**Aim of the exercise:**
Work out how many lines of the listing hold the string "السنة", then answer with that number and nothing else.

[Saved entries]
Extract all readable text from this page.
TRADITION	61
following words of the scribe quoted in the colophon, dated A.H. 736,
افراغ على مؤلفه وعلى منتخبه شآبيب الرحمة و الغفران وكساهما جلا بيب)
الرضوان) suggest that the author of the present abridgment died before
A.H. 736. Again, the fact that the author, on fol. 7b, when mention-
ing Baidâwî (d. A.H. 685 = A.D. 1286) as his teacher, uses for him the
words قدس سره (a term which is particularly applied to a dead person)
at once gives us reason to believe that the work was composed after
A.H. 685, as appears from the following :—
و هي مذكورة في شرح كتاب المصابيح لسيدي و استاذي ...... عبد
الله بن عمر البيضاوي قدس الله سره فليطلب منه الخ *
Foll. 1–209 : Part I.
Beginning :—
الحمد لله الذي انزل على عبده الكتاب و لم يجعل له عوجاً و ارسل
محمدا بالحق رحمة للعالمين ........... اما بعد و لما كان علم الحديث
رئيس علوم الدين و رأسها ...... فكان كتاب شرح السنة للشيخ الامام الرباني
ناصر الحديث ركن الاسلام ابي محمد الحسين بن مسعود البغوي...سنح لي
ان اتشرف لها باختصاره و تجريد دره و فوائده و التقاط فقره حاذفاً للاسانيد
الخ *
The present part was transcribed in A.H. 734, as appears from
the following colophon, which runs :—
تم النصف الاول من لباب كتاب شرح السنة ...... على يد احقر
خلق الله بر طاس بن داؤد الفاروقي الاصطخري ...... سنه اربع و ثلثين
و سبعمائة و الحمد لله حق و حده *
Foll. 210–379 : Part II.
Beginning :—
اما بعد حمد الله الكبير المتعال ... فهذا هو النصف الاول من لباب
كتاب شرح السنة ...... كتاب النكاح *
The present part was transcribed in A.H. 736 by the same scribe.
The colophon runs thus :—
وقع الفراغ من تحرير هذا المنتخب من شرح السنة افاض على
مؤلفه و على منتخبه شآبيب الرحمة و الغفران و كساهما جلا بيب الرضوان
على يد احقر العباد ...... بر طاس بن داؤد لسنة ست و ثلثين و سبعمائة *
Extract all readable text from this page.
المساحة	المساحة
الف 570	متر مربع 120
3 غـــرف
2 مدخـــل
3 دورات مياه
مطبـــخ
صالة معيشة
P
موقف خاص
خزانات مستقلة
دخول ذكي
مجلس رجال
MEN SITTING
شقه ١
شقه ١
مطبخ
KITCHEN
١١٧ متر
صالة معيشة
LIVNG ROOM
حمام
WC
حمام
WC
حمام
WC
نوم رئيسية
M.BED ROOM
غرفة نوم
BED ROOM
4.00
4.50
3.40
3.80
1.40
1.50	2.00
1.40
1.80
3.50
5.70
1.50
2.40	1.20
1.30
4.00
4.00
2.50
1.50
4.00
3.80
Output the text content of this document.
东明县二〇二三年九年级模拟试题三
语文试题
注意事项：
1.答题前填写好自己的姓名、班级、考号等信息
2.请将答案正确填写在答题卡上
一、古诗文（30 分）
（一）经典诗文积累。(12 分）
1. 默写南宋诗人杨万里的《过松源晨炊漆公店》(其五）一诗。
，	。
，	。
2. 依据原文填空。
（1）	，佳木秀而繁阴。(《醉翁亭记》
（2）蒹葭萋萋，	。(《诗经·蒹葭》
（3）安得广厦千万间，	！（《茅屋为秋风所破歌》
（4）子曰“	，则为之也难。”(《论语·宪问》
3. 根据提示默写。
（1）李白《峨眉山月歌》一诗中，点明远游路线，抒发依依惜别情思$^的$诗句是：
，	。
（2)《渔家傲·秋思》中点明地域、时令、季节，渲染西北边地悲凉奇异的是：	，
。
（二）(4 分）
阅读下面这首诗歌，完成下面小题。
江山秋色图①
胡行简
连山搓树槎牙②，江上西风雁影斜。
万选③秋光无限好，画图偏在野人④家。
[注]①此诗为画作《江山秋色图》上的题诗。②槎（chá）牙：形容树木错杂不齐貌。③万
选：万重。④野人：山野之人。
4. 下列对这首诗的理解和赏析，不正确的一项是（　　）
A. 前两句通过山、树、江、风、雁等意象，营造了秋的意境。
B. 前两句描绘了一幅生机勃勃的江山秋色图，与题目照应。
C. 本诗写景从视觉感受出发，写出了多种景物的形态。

* * *

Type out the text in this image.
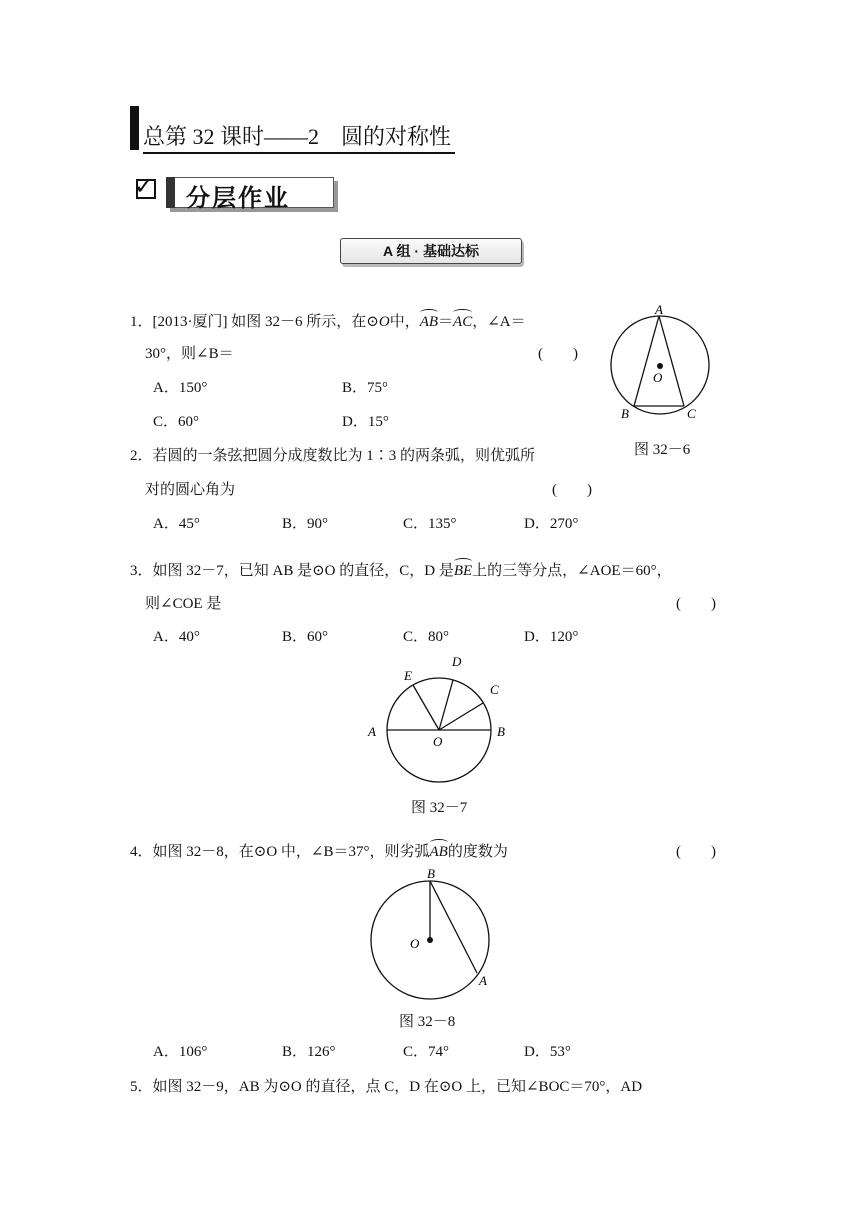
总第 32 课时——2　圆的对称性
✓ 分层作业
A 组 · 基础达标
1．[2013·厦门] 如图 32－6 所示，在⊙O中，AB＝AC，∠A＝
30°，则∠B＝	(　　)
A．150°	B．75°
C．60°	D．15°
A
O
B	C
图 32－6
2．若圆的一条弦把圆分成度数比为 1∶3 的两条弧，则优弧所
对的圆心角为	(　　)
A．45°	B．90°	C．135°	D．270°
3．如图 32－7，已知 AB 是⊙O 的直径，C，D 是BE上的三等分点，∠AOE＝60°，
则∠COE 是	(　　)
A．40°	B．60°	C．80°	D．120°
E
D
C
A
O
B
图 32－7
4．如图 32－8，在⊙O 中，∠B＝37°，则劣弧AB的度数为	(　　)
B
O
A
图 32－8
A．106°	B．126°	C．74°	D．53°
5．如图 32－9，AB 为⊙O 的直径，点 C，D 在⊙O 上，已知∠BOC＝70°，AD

==

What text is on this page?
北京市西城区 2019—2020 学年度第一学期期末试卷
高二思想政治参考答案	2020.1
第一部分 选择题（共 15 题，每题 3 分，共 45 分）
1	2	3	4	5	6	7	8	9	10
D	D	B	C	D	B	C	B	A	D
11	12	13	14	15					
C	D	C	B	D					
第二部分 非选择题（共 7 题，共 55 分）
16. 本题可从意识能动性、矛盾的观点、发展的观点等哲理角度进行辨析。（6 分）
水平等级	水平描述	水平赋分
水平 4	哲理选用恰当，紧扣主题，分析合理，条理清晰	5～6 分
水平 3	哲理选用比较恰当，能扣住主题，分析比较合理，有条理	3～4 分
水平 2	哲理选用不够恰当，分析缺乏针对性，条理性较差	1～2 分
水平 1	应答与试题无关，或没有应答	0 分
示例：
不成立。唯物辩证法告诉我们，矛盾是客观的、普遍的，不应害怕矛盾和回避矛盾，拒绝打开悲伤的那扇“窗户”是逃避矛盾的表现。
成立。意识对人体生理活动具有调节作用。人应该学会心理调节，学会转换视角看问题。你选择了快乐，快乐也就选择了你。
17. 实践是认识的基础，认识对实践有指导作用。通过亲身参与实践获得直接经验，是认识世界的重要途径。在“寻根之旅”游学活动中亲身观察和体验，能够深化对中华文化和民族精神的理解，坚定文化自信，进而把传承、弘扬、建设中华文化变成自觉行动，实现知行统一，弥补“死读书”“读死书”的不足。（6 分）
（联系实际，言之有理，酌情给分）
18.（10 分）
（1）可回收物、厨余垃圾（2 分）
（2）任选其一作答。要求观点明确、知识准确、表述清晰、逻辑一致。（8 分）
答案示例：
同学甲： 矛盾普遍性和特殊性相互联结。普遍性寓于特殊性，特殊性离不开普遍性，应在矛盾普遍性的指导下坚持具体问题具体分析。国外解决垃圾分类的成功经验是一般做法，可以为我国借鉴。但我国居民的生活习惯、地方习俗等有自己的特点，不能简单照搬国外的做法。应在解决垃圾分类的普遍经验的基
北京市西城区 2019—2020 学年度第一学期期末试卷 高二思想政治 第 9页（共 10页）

**Output of the task:**
4